─── DATA EXCERPTS
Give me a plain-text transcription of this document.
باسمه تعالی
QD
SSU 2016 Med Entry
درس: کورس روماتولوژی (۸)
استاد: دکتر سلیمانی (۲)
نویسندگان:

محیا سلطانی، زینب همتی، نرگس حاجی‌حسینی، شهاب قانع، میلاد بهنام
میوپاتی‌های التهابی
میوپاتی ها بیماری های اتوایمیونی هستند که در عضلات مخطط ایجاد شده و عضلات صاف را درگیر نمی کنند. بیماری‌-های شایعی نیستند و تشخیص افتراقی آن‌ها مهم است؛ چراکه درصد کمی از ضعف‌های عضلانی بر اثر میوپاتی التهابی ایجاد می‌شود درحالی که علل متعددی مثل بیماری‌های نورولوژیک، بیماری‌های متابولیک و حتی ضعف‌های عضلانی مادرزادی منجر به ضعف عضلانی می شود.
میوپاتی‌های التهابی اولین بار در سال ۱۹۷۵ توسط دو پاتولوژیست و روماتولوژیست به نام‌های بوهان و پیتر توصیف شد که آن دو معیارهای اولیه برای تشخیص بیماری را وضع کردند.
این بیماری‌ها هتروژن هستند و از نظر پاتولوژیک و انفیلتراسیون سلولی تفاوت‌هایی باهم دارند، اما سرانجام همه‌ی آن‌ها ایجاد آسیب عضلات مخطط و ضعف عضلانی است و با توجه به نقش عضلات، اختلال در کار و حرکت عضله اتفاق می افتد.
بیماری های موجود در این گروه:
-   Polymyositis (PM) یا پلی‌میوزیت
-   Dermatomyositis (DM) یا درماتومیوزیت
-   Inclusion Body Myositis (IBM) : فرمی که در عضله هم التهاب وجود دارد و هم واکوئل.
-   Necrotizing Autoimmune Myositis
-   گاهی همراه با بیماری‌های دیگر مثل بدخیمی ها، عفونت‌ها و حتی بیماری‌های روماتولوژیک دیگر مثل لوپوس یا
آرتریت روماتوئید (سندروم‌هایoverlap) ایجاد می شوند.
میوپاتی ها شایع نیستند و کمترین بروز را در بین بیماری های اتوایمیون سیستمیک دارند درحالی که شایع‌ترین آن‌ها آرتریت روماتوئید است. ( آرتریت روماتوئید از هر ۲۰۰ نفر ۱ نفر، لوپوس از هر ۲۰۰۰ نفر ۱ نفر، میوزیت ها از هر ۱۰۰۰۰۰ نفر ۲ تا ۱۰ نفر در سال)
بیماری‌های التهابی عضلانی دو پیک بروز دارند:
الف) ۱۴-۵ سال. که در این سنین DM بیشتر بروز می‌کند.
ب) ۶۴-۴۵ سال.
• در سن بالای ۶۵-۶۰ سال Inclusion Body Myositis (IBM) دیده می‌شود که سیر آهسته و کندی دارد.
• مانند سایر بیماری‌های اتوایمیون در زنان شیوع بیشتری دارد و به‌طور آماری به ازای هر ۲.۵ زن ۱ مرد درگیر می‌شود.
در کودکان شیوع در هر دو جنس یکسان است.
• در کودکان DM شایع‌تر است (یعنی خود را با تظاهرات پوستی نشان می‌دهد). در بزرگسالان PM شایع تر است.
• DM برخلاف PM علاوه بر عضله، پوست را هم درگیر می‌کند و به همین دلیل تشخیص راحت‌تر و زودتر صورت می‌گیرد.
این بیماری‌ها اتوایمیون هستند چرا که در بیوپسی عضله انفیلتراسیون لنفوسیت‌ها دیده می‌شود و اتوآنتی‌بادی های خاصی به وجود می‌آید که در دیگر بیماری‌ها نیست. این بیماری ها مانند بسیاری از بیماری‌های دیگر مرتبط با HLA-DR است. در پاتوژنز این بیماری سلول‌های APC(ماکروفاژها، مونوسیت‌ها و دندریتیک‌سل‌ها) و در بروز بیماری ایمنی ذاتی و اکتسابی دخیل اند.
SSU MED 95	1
──────
TASK BRIEF :: Restate the whole listing exactly, leaving out nothing.

THE SOLUTION ::
Give me a plain-text transcription of this document.
باسمه تعالی
QD
SSU 2016 Med Entry
درس: کورس روماتولوژی (۸)
استاد: دکتر سلیمانی (۲)
نویسندگان:

محیا سلطانی، زینب همتی، نرگس حاجی‌حسینی، شهاب قانع، میلاد بهنام
میوپاتی‌های التهابی
میوپاتی ها بیماری های اتوایمیونی هستند که در عضلات مخطط ایجاد شده و عضلات صاف را درگیر نمی کنند. بیماری‌-های شایعی نیستند و تشخیص افتراقی آن‌ها مهم است؛ چراکه درصد کمی از ضعف‌های عضلانی بر اثر میوپاتی التهابی ایجاد می‌شود درحالی که علل متعددی مثل بیماری‌های نورولوژیک، بیماری‌های متابولیک و حتی ضعف‌های عضلانی مادرزادی منجر به ضعف عضلانی می شود.
میوپاتی‌های التهابی اولین بار در سال ۱۹۷۵ توسط دو پاتولوژیست و روماتولوژیست به نام‌های بوهان و پیتر توصیف شد که آن دو معیارهای اولیه برای تشخیص بیماری را وضع کردند.
این بیماری‌ها هتروژن هستند و از نظر پاتولوژیک و انفیلتراسیون سلولی تفاوت‌هایی باهم دارند، اما سرانجام همه‌ی آن‌ها ایجاد آسیب عضلات مخطط و ضعف عضلانی است و با توجه به نقش عضلات، اختلال در کار و حرکت عضله اتفاق می افتد.
بیماری های موجود در این گروه:
-   Polymyositis (PM) یا پلی‌میوزیت
-   Dermatomyositis (DM) یا درماتومیوزیت
-   Inclusion Body Myositis (IBM) : فرمی که در عضله هم التهاب وجود دارد و هم واکوئل.
-   Necrotizing Autoimmune Myositis
-   گاهی همراه با بیماری‌های دیگر مثل بدخیمی ها، عفونت‌ها و حتی بیماری‌های روماتولوژیک دیگر مثل لوپوس یا
آرتریت روماتوئید (سندروم‌هایoverlap) ایجاد می شوند.
میوپاتی ها شایع نیستند و کمترین بروز را در بین بیماری های اتوایمیون سیستمیک دارند درحالی که شایع‌ترین آن‌ها آرتریت روماتوئید است. ( آرتریت روماتوئید از هر ۲۰۰ نفر ۱ نفر، لوپوس از هر ۲۰۰۰ نفر ۱ نفر، میوزیت ها از هر ۱۰۰۰۰۰ نفر ۲ تا ۱۰ نفر در سال)
بیماری‌های التهابی عضلانی دو پیک بروز دارند:
الف) ۱۴-۵ سال. که در این سنین DM بیشتر بروز می‌کند.
ب) ۶۴-۴۵ سال.
• در سن بالای ۶۵-۶۰ سال Inclusion Body Myositis (IBM) دیده می‌شود که سیر آهسته و کندی دارد.
• مانند سایر بیماری‌های اتوایمیون در زنان شیوع بیشتری دارد و به‌طور آماری به ازای هر ۲.۵ زن ۱ مرد درگیر می‌شود.
در کودکان شیوع در هر دو جنس یکسان است.
• در کودکان DM شایع‌تر است (یعنی خود را با تظاهرات پوستی نشان می‌دهد). در بزرگسالان PM شایع تر است.
• DM برخلاف PM علاوه بر عضله، پوست را هم درگیر می‌کند و به همین دلیل تشخیص راحت‌تر و زودتر صورت می‌گیرد.
این بیماری‌ها اتوایمیون هستند چرا که در بیوپسی عضله انفیلتراسیون لنفوسیت‌ها دیده می‌شود و اتوآنتی‌بادی های خاصی به وجود می‌آید که در دیگر بیماری‌ها نیست. این بیماری ها مانند بسیاری از بیماری‌های دیگر مرتبط با HLA-DR است. در پاتوژنز این بیماری سلول‌های APC(ماکروفاژها، مونوسیت‌ها و دندریتیک‌سل‌ها) و در بروز بیماری ایمنی ذاتی و اکتسابی دخیل اند.
SSU MED 95	1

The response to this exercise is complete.